### Stated exercise
Copy out all the lines in the records that include the word "duńskich".

### Extracted data
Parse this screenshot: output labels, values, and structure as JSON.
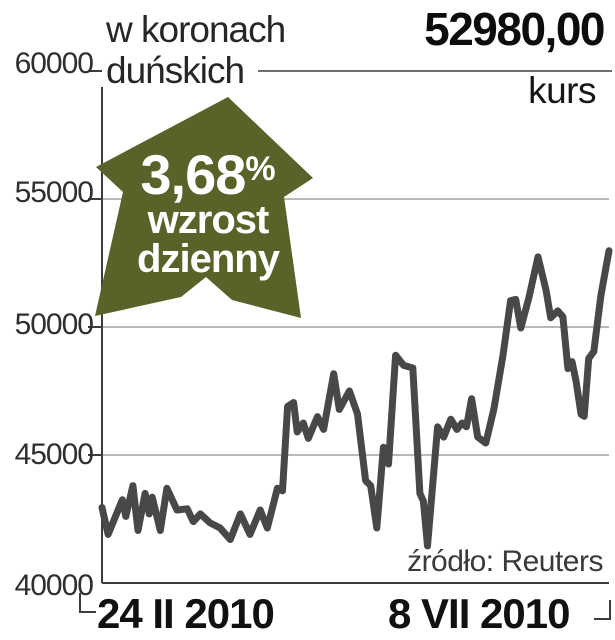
{
  "header": {
    "unit_line1": "w koronach",
    "unit_line2": "duńskich",
    "price": "52980,00",
    "price_caption": "kurs"
  },
  "badge": {
    "percent_value": "3,68",
    "percent_sign": "%",
    "caption_line1": "wzrost",
    "caption_line2": "dzienny",
    "arrow_color": "#5a6129"
  },
  "source_note": "źródło: Reuters",
  "chart_data": {
    "type": "line",
    "title": "w koronach duńskich",
    "ylim": [
      40000,
      60000
    ],
    "yticks": [
      60000,
      55000,
      50000,
      45000,
      40000
    ],
    "ytick_labels": [
      "60000",
      "55000",
      "50000",
      "45000",
      "40000"
    ],
    "x_axis": {
      "start_label": "24 II 2010",
      "end_label": "8 VII 2010"
    },
    "grid": true,
    "legend": "none",
    "line_color": "#48484b",
    "last_value": 52980,
    "daily_change_percent": "3,68",
    "points": [
      [
        0.0,
        42950
      ],
      [
        0.012,
        41900
      ],
      [
        0.04,
        43250
      ],
      [
        0.047,
        42600
      ],
      [
        0.061,
        43800
      ],
      [
        0.071,
        42050
      ],
      [
        0.085,
        43500
      ],
      [
        0.093,
        42700
      ],
      [
        0.099,
        43350
      ],
      [
        0.115,
        42050
      ],
      [
        0.128,
        43700
      ],
      [
        0.148,
        42850
      ],
      [
        0.168,
        42900
      ],
      [
        0.18,
        42400
      ],
      [
        0.194,
        42700
      ],
      [
        0.213,
        42350
      ],
      [
        0.233,
        42150
      ],
      [
        0.253,
        41700
      ],
      [
        0.273,
        42700
      ],
      [
        0.292,
        41900
      ],
      [
        0.312,
        42850
      ],
      [
        0.326,
        42150
      ],
      [
        0.346,
        43700
      ],
      [
        0.356,
        43600
      ],
      [
        0.366,
        46900
      ],
      [
        0.378,
        47050
      ],
      [
        0.385,
        45900
      ],
      [
        0.397,
        46250
      ],
      [
        0.407,
        45650
      ],
      [
        0.425,
        46500
      ],
      [
        0.437,
        46000
      ],
      [
        0.457,
        48170
      ],
      [
        0.468,
        46780
      ],
      [
        0.488,
        47500
      ],
      [
        0.504,
        46600
      ],
      [
        0.52,
        44000
      ],
      [
        0.53,
        43800
      ],
      [
        0.542,
        42150
      ],
      [
        0.555,
        45300
      ],
      [
        0.565,
        44650
      ],
      [
        0.579,
        48900
      ],
      [
        0.595,
        48500
      ],
      [
        0.613,
        48400
      ],
      [
        0.627,
        43500
      ],
      [
        0.634,
        43200
      ],
      [
        0.642,
        41450
      ],
      [
        0.662,
        46100
      ],
      [
        0.674,
        45700
      ],
      [
        0.688,
        46400
      ],
      [
        0.7,
        46000
      ],
      [
        0.71,
        46250
      ],
      [
        0.719,
        46100
      ],
      [
        0.729,
        47200
      ],
      [
        0.741,
        45700
      ],
      [
        0.757,
        45470
      ],
      [
        0.773,
        46800
      ],
      [
        0.791,
        48900
      ],
      [
        0.806,
        51030
      ],
      [
        0.816,
        51080
      ],
      [
        0.826,
        49960
      ],
      [
        0.842,
        51150
      ],
      [
        0.86,
        52740
      ],
      [
        0.876,
        51430
      ],
      [
        0.885,
        50360
      ],
      [
        0.899,
        50630
      ],
      [
        0.909,
        50400
      ],
      [
        0.919,
        48370
      ],
      [
        0.927,
        48650
      ],
      [
        0.935,
        47900
      ],
      [
        0.945,
        46590
      ],
      [
        0.951,
        46510
      ],
      [
        0.96,
        48770
      ],
      [
        0.97,
        49040
      ],
      [
        0.984,
        51230
      ],
      [
        1.0,
        52980
      ]
    ]
  }
}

### Finished task
    "unit_line2": "duńskich",
    "title": "w koronach duńskich",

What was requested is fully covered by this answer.